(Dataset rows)
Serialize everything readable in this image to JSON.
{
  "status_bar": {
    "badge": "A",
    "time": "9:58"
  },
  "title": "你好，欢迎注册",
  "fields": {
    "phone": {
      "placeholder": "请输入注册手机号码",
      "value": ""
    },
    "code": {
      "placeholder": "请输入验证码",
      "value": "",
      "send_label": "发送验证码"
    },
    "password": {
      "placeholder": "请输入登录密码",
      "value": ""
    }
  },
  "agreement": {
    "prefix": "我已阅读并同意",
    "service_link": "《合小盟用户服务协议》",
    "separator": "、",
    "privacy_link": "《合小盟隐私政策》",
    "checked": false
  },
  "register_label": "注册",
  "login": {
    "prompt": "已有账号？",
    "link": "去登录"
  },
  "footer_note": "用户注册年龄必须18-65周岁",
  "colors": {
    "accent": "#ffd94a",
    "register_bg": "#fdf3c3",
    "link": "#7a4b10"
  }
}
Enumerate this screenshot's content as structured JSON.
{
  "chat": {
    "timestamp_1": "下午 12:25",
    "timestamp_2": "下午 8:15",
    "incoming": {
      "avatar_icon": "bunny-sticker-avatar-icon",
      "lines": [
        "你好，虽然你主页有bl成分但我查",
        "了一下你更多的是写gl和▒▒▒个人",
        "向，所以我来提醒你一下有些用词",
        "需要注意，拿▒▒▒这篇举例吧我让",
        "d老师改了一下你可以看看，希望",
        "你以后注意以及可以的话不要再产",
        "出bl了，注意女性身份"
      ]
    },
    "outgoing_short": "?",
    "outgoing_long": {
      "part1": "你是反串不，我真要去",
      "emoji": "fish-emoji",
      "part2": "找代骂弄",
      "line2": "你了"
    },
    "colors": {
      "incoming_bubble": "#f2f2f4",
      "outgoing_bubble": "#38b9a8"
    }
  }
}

Written instruction: Output every entry shown above, exactly.

Written response:
Serialize everything readable in this image to JSON.
{
  "status_bar": {
    "badge": "A",
    "time": "9:58"
  },
  "title": "你好，欢迎注册",
  "fields": {
    "phone": {
      "placeholder": "请输入注册手机号码",
      "value": ""
    },
    "code": {
      "placeholder": "请输入验证码",
      "value": "",
      "send_label": "发送验证码"
    },
    "password": {
      "placeholder": "请输入登录密码",
      "value": ""
    }
  },
  "agreement": {
    "prefix": "我已阅读并同意",
    "service_link": "《合小盟用户服务协议》",
    "separator": "、",
    "privacy_link": "《合小盟隐私政策》",
    "checked": false
  },
  "register_label": "注册",
  "login": {
    "prompt": "已有账号？",
    "link": "去登录"
  },
  "footer_note": "用户注册年龄必须18-65周岁",
  "colors": {
    "accent": "#ffd94a",
    "register_bg": "#fdf3c3",
    "link": "#7a4b10"
  }
}
Enumerate this screenshot's content as structured JSON.
{
  "chat": {
    "timestamp_1": "下午 12:25",
    "timestamp_2": "下午 8:15",
    "incoming": {
      "avatar_icon": "bunny-sticker-avatar-icon",
      "lines": [
        "你好，虽然你主页有bl成分但我查",
        "了一下你更多的是写gl和▒▒▒个人",
        "向，所以我来提醒你一下有些用词",
        "需要注意，拿▒▒▒这篇举例吧我让",
        "d老师改了一下你可以看看，希望",
        "你以后注意以及可以的话不要再产",
        "出bl了，注意女性身份"
      ]
    },
    "outgoing_short": "?",
    "outgoing_long": {
      "part1": "你是反串不，我真要去",
      "emoji": "fish-emoji",
      "part2": "找代骂弄",
      "line2": "你了"
    },
    "colors": {
      "incoming_bubble": "#f2f2f4",
      "outgoing_bubble": "#38b9a8"
    }
  }
}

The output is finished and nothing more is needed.